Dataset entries
*-*-*

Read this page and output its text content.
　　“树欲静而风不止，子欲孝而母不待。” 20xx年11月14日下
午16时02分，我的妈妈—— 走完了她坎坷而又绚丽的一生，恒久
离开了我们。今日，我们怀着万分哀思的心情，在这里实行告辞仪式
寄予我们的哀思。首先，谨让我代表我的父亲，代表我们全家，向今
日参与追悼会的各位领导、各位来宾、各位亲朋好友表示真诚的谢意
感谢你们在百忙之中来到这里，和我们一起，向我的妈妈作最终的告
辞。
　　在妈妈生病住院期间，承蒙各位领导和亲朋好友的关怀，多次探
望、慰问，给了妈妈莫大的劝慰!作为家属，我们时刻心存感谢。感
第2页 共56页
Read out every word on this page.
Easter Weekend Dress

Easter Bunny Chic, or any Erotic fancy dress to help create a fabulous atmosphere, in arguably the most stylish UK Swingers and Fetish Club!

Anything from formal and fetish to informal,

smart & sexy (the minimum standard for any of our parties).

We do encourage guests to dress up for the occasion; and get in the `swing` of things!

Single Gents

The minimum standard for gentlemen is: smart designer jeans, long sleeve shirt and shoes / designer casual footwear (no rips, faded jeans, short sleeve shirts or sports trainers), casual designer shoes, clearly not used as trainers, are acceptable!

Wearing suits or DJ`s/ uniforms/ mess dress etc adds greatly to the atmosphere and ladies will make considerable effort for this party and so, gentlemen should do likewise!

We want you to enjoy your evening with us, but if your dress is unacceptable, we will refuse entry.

*-*-*

**Exercise goal**:
Every entry needs to be retyped exactly.

**Complete response**:
Read this page and output its text content.
　　“树欲静而风不止，子欲孝而母不待。” 20xx年11月14日下
午16时02分，我的妈妈—— 走完了她坎坷而又绚丽的一生，恒久
离开了我们。今日，我们怀着万分哀思的心情，在这里实行告辞仪式
寄予我们的哀思。首先，谨让我代表我的父亲，代表我们全家，向今
日参与追悼会的各位领导、各位来宾、各位亲朋好友表示真诚的谢意
感谢你们在百忙之中来到这里，和我们一起，向我的妈妈作最终的告
辞。
　　在妈妈生病住院期间，承蒙各位领导和亲朋好友的关怀，多次探
望、慰问，给了妈妈莫大的劝慰!作为家属，我们时刻心存感谢。感
第2页 共56页
Read out every word on this page.
Easter Weekend Dress

Easter Bunny Chic, or any Erotic fancy dress to help create a fabulous atmosphere, in arguably the most stylish UK Swingers and Fetish Club!

Anything from formal and fetish to informal,

smart & sexy (the minimum standard for any of our parties).

We do encourage guests to dress up for the occasion; and get in the `swing` of things!

Single Gents

The minimum standard for gentlemen is: smart designer jeans, long sleeve shirt and shoes / designer casual footwear (no rips, faded jeans, short sleeve shirts or sports trainers), casual designer shoes, clearly not used as trainers, are acceptable!

Wearing suits or DJ`s/ uniforms/ mess dress etc adds greatly to the atmosphere and ladies will make considerable effort for this party and so, gentlemen should do likewise!

We want you to enjoy your evening with us, but if your dress is unacceptable, we will refuse entry.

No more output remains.